## begin

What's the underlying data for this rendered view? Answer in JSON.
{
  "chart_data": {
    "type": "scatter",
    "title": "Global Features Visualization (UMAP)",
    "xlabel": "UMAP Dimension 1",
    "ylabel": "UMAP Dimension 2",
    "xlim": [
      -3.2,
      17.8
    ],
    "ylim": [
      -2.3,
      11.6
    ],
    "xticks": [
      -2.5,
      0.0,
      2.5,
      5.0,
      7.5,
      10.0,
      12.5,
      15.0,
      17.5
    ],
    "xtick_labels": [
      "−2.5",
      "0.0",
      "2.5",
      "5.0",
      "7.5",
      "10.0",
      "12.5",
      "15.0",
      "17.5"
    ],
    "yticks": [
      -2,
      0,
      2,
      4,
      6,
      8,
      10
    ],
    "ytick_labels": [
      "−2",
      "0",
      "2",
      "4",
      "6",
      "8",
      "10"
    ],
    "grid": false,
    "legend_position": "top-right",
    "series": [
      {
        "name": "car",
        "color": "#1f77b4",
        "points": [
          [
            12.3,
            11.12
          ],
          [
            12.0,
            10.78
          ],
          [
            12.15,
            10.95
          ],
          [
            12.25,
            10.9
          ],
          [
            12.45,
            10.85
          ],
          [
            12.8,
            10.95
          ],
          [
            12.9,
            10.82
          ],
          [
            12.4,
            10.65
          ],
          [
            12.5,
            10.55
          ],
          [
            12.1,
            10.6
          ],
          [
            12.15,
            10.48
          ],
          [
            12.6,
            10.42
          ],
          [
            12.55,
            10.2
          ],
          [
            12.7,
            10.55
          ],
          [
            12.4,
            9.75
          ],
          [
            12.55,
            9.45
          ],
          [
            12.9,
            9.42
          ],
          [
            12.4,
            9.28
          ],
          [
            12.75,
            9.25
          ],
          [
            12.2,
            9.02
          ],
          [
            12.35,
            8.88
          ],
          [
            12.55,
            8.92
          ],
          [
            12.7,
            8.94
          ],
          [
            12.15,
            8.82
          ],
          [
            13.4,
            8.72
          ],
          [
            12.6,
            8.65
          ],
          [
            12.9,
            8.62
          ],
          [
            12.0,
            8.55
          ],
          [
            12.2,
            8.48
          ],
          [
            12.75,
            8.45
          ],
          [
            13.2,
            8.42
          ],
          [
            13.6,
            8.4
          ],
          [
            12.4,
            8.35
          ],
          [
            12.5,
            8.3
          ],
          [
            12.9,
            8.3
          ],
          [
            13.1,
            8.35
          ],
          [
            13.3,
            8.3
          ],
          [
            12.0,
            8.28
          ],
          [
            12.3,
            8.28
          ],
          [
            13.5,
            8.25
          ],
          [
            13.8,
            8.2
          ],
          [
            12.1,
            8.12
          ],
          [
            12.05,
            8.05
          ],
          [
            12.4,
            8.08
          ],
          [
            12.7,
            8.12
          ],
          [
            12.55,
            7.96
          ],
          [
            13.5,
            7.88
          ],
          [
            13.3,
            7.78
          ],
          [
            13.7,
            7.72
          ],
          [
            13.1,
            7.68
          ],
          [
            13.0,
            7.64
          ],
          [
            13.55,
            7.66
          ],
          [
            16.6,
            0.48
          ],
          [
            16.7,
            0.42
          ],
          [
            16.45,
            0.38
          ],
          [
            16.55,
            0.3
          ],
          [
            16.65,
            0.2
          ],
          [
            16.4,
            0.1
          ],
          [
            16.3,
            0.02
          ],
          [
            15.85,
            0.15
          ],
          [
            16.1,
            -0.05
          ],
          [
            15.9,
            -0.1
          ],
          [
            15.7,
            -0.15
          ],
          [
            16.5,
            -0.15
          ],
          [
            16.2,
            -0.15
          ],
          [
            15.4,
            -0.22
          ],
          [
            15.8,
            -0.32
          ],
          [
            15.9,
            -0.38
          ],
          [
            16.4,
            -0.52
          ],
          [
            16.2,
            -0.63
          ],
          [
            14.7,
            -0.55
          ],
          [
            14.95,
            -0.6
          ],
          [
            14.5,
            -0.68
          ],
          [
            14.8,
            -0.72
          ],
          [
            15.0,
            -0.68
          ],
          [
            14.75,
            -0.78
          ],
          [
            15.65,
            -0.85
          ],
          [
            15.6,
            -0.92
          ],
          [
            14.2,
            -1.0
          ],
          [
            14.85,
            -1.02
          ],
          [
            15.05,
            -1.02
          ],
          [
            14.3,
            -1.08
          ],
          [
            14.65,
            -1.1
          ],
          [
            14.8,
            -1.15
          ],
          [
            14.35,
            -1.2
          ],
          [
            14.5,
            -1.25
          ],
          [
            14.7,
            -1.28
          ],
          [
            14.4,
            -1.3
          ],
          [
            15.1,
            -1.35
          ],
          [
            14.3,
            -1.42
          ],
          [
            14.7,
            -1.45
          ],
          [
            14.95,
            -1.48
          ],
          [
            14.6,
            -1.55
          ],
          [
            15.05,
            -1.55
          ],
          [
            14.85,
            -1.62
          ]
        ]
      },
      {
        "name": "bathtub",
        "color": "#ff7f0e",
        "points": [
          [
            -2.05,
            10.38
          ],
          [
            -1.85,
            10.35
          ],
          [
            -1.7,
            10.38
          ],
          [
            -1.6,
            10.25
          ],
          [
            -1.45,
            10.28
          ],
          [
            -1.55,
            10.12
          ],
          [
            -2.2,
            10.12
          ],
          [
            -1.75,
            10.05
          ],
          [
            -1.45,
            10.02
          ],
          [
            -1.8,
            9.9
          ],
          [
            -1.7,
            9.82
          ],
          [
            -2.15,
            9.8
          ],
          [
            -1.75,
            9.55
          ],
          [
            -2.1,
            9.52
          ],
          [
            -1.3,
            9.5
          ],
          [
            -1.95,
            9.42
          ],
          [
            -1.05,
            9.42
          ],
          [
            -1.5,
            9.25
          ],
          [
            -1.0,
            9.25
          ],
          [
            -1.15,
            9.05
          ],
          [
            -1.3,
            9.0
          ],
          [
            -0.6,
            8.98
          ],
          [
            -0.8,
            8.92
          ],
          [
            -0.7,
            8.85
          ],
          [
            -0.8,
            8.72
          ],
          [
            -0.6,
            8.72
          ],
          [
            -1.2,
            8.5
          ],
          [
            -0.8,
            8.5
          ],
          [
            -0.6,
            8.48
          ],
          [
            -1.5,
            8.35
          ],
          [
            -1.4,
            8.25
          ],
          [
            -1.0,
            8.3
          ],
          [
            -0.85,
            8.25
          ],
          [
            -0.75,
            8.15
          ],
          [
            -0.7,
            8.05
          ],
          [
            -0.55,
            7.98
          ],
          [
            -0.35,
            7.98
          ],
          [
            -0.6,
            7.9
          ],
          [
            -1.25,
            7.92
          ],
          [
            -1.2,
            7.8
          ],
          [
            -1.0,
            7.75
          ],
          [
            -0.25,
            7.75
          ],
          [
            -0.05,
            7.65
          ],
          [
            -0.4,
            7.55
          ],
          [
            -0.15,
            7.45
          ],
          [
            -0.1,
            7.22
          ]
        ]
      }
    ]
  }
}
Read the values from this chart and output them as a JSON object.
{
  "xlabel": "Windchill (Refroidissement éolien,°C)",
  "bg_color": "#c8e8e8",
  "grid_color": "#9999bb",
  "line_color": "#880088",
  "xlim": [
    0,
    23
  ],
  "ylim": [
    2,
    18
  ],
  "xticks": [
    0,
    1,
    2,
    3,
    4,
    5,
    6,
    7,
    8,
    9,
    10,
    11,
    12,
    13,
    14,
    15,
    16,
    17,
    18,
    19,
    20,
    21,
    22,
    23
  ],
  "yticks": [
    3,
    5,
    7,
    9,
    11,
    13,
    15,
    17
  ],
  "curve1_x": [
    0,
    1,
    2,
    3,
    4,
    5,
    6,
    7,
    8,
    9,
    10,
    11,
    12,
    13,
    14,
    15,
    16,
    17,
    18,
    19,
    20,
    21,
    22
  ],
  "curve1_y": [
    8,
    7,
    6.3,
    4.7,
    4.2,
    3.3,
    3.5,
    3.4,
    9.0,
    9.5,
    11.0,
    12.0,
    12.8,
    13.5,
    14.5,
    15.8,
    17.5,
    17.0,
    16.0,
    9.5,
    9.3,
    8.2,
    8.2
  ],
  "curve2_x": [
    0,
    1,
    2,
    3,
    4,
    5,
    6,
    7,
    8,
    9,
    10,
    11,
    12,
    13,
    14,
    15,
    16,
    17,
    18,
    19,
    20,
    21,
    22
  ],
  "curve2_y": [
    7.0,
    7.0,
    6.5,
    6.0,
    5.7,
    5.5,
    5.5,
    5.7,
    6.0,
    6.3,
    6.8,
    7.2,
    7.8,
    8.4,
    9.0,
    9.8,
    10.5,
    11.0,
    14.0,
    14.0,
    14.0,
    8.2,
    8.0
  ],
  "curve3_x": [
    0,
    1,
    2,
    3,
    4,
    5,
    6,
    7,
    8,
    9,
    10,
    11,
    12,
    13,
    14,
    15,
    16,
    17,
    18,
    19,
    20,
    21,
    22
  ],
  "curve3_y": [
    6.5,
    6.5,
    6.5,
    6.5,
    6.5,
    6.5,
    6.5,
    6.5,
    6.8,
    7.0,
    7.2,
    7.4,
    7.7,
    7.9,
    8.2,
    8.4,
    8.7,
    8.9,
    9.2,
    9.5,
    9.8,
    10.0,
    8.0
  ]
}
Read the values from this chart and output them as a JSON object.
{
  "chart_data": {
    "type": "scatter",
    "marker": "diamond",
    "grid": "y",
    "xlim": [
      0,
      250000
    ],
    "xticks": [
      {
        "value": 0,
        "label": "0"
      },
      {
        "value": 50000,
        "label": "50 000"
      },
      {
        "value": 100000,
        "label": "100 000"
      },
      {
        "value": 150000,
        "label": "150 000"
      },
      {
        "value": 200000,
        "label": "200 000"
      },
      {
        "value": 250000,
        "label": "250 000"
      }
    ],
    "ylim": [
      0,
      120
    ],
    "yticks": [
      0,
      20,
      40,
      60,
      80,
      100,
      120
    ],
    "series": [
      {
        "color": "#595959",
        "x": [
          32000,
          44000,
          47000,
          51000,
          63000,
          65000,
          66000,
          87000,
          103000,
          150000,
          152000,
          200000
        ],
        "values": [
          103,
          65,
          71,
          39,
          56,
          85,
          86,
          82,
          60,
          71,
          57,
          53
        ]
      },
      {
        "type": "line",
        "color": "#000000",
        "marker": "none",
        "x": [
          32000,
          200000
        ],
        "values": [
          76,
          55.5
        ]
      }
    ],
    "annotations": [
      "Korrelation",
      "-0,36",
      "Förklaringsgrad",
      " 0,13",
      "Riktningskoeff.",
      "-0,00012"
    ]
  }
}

## end

Each line above that includes "Dimension" counts once; state the total and nothing more.

2